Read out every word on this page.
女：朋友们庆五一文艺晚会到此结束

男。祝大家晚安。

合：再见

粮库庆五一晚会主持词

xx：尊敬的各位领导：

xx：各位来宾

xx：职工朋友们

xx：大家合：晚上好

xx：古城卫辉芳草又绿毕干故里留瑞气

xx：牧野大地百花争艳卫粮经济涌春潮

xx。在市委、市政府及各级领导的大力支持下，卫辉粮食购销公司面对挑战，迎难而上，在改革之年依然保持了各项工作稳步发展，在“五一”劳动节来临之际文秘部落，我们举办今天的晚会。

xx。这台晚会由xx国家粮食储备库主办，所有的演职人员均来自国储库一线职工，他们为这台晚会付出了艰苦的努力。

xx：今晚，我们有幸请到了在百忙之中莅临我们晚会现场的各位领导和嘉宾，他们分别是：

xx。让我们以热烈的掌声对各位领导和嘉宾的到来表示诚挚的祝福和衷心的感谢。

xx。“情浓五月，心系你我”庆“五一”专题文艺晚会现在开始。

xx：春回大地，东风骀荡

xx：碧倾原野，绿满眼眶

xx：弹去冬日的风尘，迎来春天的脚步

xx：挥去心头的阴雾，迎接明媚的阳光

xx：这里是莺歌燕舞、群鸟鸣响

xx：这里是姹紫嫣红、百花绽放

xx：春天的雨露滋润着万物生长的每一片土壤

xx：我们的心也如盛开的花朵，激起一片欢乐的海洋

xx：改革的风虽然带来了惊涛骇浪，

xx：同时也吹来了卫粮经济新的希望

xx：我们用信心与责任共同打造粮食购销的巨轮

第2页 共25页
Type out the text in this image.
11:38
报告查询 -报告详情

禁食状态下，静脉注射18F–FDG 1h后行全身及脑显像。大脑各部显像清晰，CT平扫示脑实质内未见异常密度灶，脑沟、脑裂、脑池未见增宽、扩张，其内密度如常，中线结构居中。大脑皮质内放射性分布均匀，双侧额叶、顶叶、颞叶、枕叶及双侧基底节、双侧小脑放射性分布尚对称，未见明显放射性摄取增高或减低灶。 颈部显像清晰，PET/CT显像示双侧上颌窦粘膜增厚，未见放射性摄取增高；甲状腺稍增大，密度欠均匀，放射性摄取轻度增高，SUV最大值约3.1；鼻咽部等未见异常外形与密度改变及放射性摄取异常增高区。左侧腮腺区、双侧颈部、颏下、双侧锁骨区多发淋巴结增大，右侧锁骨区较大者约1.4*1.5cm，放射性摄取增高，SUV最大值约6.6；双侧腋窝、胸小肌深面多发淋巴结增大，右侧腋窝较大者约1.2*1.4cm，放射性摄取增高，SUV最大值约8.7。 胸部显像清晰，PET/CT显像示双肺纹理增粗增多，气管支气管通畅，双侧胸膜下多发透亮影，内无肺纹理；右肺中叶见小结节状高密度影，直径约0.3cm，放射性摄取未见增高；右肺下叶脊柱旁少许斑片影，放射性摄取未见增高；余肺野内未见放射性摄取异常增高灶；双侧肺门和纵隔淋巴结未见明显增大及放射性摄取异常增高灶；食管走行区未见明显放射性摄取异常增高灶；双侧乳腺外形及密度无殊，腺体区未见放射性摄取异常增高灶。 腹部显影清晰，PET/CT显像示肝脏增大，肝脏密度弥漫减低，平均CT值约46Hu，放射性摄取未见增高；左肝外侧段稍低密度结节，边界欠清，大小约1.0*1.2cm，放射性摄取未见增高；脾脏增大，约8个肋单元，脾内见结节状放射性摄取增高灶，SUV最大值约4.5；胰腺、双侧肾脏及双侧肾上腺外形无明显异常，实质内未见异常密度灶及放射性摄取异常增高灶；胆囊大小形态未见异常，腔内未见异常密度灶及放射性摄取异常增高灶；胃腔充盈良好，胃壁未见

▶ [WHAT YOU NEED TO DO] Take every line containing the word "this" and copy it.

▶ [THE RESPONSE]
Read out every word on this page.
Type out the text in this image.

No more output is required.